-- Text segment --
* begin *

Great question has arisen from whence came those aboriginal inhabitants
of America? Discoveries, long ago made, were sufficient to shew that
a passage from Europe to America was always practicable, even to the imperfect
navigation of ancient times. In going from Norway to Iceland, from
Iceland to Groenland, from Groenland to Labrador, the first traject is
the widest: and this having been practised from the earliest times of which
we have any account of that part of the earth, it is not difficult to suppose
that the subsequent trajects may have been sometimes passed. Again,
the late discoveries of Captain Cook, coasting from Kamschatka to California,
have proved that, if the two continents of Asia and America be separated
at all, it is only by a narrow streight. So that from this side also,
inhabitants may have passed into America: and the resemblance between the
Indians of America and the Eastern inhabitants of Asia, would induce us
to conjecture, that the former are the descendants of the latter, or the
latter of the former: excepting indeed the Eskimaux, who, from the same
circumstance of resemblance, and from identity of language, must be derived
from the Groenlanders, and these probably from some of the northern parts
of the old continent. A knowledge of their several languages would
be the most certain evidence of their derivation which could be produced.

* end *

In the passage on where America's aboriginal inhabitants came from, which crossing on the route from Norway to Labrador is the widest? Please answer in one sentence.

-- Provided material --
* begin *

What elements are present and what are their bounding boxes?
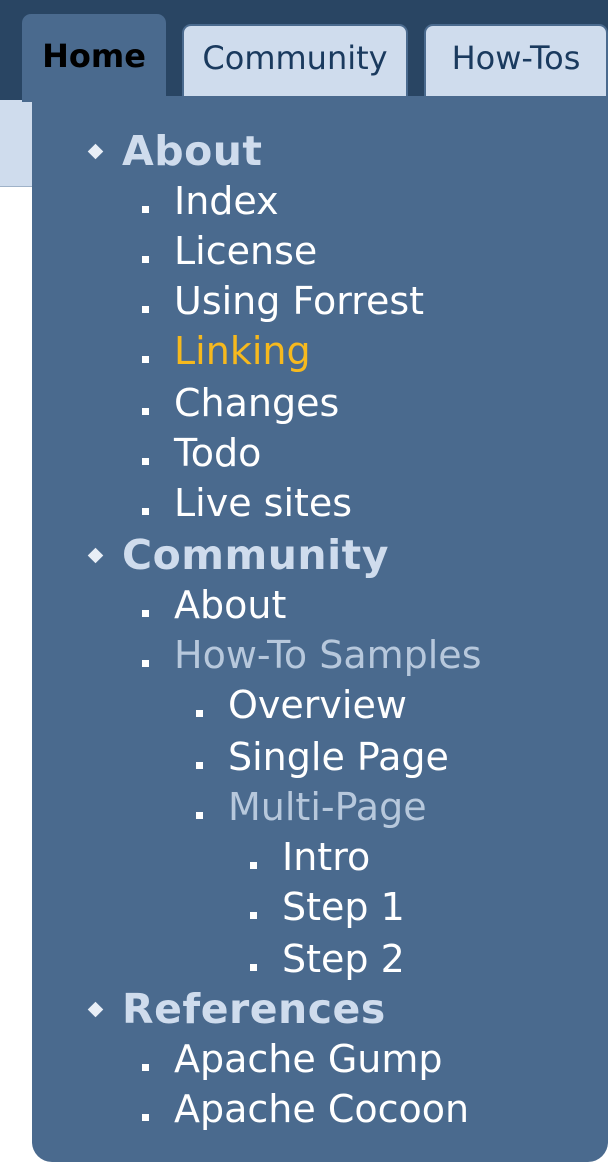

* end *

-- The completed task --
The widest crossing is the first one, from Norway to Iceland.